The task: From the entries below, copy out every line with "Application" in it.

Data provided:
++++++
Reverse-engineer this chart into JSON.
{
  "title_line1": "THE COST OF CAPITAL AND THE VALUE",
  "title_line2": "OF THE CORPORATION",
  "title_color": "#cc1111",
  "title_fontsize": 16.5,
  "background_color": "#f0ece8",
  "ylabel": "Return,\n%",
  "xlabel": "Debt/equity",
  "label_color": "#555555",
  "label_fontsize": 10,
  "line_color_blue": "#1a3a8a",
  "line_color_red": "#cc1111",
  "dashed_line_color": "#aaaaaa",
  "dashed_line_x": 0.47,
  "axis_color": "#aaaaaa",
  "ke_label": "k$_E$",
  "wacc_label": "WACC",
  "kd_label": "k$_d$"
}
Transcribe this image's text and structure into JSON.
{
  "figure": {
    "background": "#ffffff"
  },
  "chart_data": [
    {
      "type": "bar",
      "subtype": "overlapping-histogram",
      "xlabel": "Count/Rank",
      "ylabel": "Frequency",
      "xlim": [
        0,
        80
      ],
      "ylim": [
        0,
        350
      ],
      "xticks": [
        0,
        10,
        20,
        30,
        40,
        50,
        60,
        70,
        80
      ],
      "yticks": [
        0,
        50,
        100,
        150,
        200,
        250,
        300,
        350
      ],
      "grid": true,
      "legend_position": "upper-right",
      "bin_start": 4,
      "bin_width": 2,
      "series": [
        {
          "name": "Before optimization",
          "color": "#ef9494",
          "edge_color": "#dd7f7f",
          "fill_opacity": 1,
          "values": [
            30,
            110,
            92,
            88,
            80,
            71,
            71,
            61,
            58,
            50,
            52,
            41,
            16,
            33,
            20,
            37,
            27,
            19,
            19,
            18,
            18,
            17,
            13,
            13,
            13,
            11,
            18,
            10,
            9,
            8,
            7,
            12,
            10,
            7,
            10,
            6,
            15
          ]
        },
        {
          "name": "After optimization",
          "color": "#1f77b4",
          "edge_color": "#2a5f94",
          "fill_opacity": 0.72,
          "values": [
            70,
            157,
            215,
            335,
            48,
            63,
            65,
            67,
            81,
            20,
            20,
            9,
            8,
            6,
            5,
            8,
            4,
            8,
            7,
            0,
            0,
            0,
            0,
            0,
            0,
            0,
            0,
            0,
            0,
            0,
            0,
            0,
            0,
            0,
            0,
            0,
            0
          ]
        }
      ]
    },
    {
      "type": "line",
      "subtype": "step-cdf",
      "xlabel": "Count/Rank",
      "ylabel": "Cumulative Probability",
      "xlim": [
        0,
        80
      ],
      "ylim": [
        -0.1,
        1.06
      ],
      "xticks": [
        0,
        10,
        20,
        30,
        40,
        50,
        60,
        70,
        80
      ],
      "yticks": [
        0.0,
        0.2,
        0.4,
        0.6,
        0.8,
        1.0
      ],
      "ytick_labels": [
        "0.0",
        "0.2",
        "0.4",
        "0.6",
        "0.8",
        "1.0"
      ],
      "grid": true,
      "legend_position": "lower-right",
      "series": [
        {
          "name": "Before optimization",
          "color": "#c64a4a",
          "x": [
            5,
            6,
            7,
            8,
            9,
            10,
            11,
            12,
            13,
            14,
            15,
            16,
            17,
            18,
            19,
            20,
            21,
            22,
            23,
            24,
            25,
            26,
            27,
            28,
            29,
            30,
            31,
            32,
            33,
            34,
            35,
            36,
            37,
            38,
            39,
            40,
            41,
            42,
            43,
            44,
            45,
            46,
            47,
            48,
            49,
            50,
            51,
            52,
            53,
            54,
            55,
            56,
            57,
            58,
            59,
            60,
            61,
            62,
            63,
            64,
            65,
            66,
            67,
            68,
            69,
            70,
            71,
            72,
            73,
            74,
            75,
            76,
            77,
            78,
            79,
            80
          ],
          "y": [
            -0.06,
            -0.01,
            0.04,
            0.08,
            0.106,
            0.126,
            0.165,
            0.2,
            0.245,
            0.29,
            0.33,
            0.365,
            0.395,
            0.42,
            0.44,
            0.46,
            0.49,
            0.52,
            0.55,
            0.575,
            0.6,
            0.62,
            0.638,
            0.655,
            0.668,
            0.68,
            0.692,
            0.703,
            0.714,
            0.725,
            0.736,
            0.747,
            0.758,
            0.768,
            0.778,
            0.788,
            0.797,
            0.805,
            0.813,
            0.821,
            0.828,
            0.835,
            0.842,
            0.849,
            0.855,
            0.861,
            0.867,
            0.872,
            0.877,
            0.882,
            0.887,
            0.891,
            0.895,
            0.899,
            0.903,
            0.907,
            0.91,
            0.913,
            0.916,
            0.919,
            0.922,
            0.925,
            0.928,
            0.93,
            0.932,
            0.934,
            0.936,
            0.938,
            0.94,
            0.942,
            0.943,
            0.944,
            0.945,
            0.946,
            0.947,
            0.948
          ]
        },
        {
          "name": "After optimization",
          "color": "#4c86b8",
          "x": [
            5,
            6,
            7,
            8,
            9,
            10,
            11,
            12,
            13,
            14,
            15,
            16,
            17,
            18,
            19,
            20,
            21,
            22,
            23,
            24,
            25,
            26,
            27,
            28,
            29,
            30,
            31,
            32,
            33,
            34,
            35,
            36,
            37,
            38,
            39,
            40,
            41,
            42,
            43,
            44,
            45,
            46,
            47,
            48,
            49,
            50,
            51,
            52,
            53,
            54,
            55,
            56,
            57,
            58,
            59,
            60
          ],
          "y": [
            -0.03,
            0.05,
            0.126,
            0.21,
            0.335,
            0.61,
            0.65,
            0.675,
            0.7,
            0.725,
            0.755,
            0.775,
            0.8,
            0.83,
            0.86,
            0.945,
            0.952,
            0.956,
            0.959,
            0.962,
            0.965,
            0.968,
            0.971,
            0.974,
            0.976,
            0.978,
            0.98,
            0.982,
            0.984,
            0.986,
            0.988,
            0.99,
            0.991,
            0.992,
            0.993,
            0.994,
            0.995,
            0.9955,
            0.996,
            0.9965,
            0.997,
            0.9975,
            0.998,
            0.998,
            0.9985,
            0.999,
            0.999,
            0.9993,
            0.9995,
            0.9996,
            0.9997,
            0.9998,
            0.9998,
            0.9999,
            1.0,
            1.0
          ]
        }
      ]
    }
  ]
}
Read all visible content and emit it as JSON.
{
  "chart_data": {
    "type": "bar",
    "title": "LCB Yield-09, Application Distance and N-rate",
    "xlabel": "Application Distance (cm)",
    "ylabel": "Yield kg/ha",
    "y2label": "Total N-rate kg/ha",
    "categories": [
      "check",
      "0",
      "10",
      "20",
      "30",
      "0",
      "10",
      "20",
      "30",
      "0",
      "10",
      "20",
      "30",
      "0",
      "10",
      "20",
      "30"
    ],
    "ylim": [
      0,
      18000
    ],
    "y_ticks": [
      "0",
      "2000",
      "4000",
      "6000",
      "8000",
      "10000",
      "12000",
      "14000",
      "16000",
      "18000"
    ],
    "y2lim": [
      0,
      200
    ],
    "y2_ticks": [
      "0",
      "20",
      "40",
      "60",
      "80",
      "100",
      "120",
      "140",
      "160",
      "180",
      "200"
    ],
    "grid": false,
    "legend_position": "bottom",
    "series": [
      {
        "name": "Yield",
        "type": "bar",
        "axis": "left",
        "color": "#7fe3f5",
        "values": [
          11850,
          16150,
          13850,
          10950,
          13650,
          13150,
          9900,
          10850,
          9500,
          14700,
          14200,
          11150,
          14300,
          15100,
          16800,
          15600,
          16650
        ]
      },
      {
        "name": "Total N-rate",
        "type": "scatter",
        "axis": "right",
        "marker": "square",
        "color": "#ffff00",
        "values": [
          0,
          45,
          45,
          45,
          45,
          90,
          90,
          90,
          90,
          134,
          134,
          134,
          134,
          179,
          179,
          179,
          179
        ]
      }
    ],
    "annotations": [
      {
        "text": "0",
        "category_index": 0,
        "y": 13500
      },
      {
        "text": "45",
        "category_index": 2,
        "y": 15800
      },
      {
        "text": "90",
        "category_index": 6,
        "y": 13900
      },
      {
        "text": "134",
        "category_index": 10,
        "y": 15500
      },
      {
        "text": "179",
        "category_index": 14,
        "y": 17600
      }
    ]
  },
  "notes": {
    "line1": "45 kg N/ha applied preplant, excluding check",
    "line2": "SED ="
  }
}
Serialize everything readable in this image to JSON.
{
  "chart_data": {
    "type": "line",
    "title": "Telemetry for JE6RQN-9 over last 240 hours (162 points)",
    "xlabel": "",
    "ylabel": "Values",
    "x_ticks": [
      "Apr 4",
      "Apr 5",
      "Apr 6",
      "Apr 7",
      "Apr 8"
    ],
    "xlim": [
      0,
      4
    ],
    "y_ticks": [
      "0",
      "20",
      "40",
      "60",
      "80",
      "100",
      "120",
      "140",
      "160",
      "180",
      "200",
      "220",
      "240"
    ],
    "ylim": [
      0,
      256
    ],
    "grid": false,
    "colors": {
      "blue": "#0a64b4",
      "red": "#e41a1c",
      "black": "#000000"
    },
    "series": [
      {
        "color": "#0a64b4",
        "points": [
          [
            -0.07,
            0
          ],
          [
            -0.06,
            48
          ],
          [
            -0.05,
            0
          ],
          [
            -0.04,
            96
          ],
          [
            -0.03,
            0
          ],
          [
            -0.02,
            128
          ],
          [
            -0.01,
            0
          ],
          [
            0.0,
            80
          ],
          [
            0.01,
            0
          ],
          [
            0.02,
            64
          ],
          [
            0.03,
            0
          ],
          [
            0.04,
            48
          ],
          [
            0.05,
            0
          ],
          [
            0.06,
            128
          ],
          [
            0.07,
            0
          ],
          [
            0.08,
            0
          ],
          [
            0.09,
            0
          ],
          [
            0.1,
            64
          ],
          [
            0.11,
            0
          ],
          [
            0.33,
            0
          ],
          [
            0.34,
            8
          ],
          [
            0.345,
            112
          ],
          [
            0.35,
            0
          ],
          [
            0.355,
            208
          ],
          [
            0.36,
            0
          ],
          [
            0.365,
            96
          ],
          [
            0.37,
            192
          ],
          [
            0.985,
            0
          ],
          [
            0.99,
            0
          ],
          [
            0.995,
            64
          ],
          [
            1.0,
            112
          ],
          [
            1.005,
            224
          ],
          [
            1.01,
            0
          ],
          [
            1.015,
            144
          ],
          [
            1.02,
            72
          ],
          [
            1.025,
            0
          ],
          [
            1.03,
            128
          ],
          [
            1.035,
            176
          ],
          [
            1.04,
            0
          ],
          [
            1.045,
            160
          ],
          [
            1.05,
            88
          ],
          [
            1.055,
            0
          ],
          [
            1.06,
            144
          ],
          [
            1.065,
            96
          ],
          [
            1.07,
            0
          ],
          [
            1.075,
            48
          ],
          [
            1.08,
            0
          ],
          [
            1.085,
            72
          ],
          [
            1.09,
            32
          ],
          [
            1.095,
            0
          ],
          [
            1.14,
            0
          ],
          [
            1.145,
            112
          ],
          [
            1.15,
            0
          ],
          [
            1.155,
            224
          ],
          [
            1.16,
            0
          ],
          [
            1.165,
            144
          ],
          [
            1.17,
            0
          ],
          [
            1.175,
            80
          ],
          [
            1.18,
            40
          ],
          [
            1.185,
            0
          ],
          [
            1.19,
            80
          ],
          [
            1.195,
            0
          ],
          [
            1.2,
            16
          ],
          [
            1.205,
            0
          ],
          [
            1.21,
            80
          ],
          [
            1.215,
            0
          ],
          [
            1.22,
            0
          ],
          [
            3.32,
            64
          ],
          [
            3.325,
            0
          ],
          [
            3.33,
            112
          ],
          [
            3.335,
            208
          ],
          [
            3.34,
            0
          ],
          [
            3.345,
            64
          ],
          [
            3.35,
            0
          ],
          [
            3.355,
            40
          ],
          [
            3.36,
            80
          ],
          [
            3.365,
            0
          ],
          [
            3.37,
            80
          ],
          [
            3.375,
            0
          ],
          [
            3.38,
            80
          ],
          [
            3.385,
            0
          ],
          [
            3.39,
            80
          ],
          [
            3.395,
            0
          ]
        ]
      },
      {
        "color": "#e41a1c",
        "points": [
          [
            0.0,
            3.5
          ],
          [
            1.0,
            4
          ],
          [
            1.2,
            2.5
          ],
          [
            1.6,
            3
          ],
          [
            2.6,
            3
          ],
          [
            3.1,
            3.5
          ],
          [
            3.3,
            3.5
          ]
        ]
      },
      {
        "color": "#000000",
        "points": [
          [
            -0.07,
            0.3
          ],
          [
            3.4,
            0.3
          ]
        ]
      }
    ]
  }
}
++++++
Response to this task:
    "title": "LCB Yield-09, Application Distance and N-rate",
    "xlabel": "Application Distance (cm)",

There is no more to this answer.